**Aim of the task**
Collect each line of the entries that holds the string "Городской".

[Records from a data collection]
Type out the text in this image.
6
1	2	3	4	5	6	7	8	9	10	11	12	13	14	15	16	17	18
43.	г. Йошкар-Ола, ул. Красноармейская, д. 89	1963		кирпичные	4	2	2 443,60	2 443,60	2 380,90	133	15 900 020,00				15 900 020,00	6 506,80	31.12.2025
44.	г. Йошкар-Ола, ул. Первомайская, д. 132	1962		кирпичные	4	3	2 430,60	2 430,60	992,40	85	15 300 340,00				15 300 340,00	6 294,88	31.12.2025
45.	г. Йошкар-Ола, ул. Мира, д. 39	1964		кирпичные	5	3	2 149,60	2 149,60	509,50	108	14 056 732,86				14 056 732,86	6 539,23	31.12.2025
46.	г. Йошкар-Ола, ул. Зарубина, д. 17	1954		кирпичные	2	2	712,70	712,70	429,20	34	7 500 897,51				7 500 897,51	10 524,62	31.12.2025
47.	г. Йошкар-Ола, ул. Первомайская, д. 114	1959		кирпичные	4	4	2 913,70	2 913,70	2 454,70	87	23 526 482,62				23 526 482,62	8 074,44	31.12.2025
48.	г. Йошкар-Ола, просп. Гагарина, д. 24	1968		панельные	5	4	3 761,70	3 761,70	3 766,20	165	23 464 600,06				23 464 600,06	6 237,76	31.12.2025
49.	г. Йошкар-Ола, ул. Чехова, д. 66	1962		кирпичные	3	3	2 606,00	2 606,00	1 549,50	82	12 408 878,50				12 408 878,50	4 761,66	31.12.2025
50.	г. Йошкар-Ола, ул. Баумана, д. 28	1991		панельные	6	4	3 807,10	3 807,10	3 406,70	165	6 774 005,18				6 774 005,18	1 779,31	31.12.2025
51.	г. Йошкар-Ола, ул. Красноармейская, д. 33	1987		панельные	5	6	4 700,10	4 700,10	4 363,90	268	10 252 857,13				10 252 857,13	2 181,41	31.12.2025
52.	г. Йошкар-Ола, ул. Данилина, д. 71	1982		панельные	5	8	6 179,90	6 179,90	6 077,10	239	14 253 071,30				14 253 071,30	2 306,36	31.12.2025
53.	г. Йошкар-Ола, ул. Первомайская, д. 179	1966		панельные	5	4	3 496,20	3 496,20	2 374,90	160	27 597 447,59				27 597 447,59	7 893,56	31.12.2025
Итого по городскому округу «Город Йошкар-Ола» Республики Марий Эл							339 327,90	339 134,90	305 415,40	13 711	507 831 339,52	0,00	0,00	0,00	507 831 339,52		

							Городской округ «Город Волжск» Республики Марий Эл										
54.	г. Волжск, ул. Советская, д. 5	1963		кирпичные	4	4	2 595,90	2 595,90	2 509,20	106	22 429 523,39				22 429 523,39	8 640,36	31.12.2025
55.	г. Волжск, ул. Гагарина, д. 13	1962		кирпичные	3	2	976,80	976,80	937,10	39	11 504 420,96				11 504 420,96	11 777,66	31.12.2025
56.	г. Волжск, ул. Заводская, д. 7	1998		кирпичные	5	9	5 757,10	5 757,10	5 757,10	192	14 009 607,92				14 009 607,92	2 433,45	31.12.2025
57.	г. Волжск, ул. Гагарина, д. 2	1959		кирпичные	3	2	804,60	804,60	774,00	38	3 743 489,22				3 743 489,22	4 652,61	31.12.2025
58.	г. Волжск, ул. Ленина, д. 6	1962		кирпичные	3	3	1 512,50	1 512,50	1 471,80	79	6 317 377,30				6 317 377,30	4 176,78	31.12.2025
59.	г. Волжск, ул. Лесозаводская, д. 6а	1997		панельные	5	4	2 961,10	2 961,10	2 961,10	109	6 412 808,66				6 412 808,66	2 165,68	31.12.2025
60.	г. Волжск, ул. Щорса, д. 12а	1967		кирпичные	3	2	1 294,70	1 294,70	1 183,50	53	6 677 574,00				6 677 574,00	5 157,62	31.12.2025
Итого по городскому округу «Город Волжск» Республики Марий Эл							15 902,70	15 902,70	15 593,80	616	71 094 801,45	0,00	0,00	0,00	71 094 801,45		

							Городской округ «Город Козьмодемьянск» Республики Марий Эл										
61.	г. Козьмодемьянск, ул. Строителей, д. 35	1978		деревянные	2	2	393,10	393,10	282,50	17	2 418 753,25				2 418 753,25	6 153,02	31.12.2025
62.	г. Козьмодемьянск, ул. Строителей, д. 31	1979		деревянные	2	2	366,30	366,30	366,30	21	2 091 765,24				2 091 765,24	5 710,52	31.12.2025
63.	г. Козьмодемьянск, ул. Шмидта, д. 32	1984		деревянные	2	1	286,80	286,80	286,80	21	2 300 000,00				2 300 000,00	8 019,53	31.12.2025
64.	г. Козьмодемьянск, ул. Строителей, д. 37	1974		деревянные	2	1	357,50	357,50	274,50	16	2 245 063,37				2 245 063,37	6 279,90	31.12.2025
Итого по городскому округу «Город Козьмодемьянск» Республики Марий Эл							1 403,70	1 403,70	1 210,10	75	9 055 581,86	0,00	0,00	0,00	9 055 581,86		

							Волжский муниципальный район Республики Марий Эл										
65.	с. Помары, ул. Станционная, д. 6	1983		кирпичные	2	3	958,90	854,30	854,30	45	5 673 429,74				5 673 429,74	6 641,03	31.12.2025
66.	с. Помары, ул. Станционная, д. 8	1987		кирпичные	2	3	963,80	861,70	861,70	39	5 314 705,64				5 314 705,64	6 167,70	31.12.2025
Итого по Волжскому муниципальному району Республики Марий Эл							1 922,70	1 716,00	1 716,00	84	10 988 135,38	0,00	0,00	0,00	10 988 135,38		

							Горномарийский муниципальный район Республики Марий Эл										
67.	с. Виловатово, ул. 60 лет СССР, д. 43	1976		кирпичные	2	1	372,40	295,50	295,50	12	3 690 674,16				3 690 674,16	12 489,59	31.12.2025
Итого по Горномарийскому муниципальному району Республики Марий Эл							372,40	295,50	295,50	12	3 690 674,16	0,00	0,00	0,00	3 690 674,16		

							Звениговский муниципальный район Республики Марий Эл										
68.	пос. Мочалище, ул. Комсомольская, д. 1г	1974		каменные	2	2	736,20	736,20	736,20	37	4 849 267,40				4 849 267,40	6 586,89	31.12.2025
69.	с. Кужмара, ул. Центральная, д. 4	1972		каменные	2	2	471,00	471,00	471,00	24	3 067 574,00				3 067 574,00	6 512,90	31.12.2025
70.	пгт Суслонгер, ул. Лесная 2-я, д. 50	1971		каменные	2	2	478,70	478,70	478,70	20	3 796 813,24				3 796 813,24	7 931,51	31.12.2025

**Written solution**
							Городской округ «Город Волжск» Республики Марий Эл										
							Городской округ «Город Козьмодемьянск» Республики Марий Эл										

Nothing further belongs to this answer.